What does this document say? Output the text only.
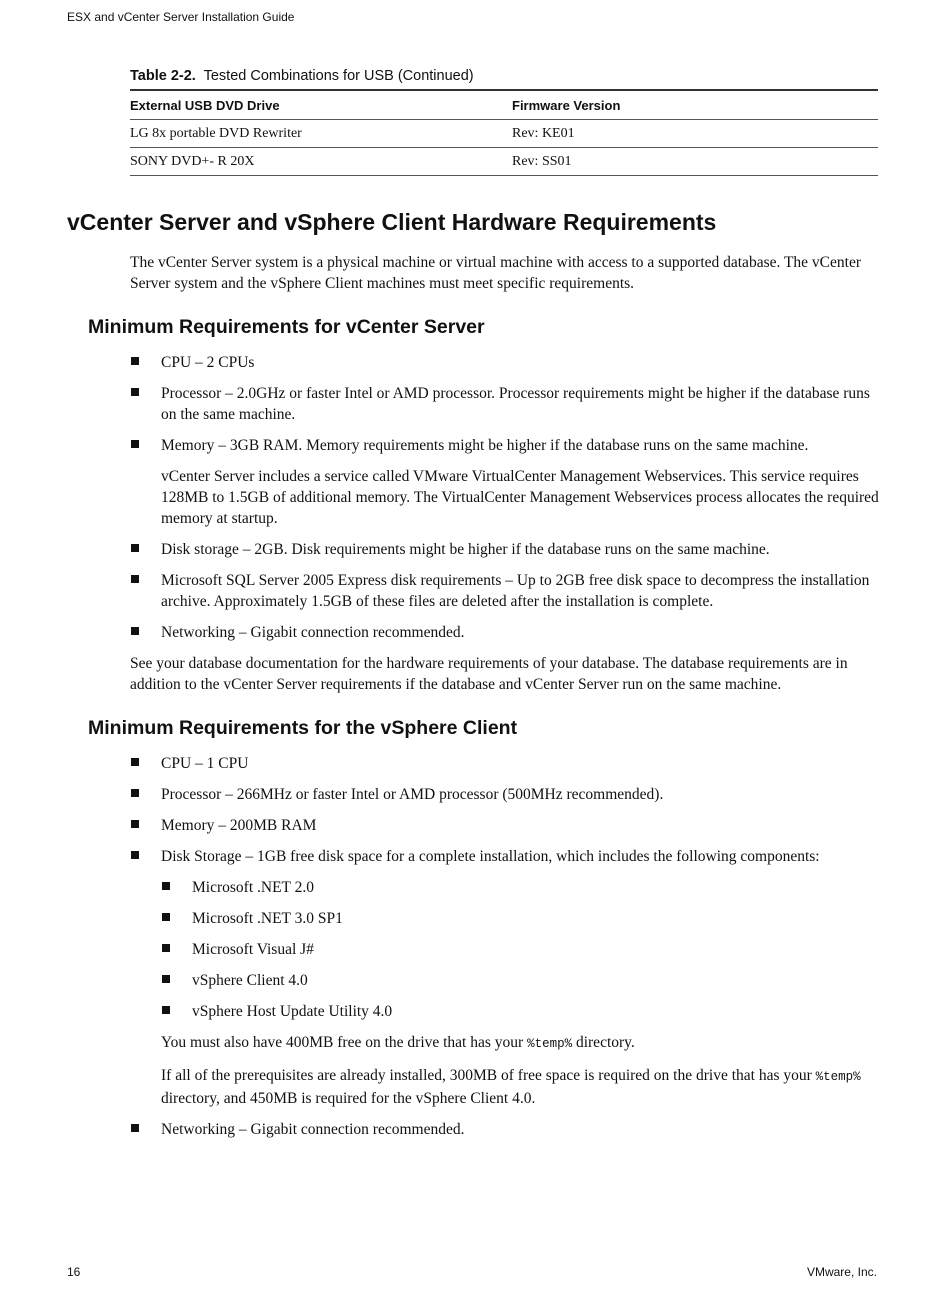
ESX and vCenter Server Installation Guide

Table 2-2. Tested Combinations for USB (Continued)

External USB DVD Drive	Firmware Version
LG 8x portable DVD Rewriter	Rev: KE01
SONY DVD+- R 20X	Rev: SS01
vCenter Server and vSphere Client Hardware Requirements

The vCenter Server system is a physical machine or virtual machine with access to a supported database. The vCenter Server system and the vSphere Client machines must meet specific requirements.

Minimum Requirements for vCenter Server
CPU – 2 CPUs
Processor – 2.0GHz or faster Intel or AMD processor. Processor requirements might be higher if the database runs on the same machine.
Memory – 3GB RAM. Memory requirements might be higher if the database runs on the same machine.

vCenter Server includes a service called VMware VirtualCenter Management Webservices. This service requires 128MB to 1.5GB of additional memory. The VirtualCenter Management Webservices process allocates the required memory at startup.

Disk storage – 2GB. Disk requirements might be higher if the database runs on the same machine.
Microsoft SQL Server 2005 Express disk requirements – Up to 2GB free disk space to decompress the installation archive. Approximately 1.5GB of these files are deleted after the installation is complete.
Networking – Gigabit connection recommended.

See your database documentation for the hardware requirements of your database. The database requirements are in addition to the vCenter Server requirements if the database and vCenter Server run on the same machine.

Minimum Requirements for the vSphere Client
CPU – 1 CPU
Processor – 266MHz or faster Intel or AMD processor (500MHz recommended).
Memory – 200MB RAM
Disk Storage – 1GB free disk space for a complete installation, which includes the following components:
Microsoft .NET 2.0
Microsoft .NET 3.0 SP1
Microsoft Visual J#
vSphere Client 4.0
vSphere Host Update Utility 4.0

You must also have 400MB free on the drive that has your %temp% directory.

If all of the prerequisites are already installed, 300MB of free space is required on the drive that has your %temp% directory, and 450MB is required for the vSphere Client 4.0.

Networking – Gigabit connection recommended.
16	VMware, Inc.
=-=-=-=-=
## DESCRIPTION OF THE TASK
Exclude the images and reproduce the remaining data exactly.

## FINAL ANSWER
What does this document say? Output the text only.
ESX and vCenter Server Installation Guide

Table 2-2. Tested Combinations for USB (Continued)

External USB DVD Drive	Firmware Version
LG 8x portable DVD Rewriter	Rev: KE01
SONY DVD+- R 20X	Rev: SS01
vCenter Server and vSphere Client Hardware Requirements

The vCenter Server system is a physical machine or virtual machine with access to a supported database. The vCenter Server system and the vSphere Client machines must meet specific requirements.

Minimum Requirements for vCenter Server
CPU – 2 CPUs
Processor – 2.0GHz or faster Intel or AMD processor. Processor requirements might be higher if the database runs on the same machine.
Memory – 3GB RAM. Memory requirements might be higher if the database runs on the same machine.

vCenter Server includes a service called VMware VirtualCenter Management Webservices. This service requires 128MB to 1.5GB of additional memory. The VirtualCenter Management Webservices process allocates the required memory at startup.

Disk storage – 2GB. Disk requirements might be higher if the database runs on the same machine.
Microsoft SQL Server 2005 Express disk requirements – Up to 2GB free disk space to decompress the installation archive. Approximately 1.5GB of these files are deleted after the installation is complete.
Networking – Gigabit connection recommended.

See your database documentation for the hardware requirements of your database. The database requirements are in addition to the vCenter Server requirements if the database and vCenter Server run on the same machine.

Minimum Requirements for the vSphere Client
CPU – 1 CPU
Processor – 266MHz or faster Intel or AMD processor (500MHz recommended).
Memory – 200MB RAM
Disk Storage – 1GB free disk space for a complete installation, which includes the following components:
Microsoft .NET 2.0
Microsoft .NET 3.0 SP1
Microsoft Visual J#
vSphere Client 4.0
vSphere Host Update Utility 4.0

You must also have 400MB free on the drive that has your %temp% directory.

If all of the prerequisites are already installed, 300MB of free space is required on the drive that has your %temp% directory, and 450MB is required for the vSphere Client 4.0.

Networking – Gigabit connection recommended.
16	VMware, Inc.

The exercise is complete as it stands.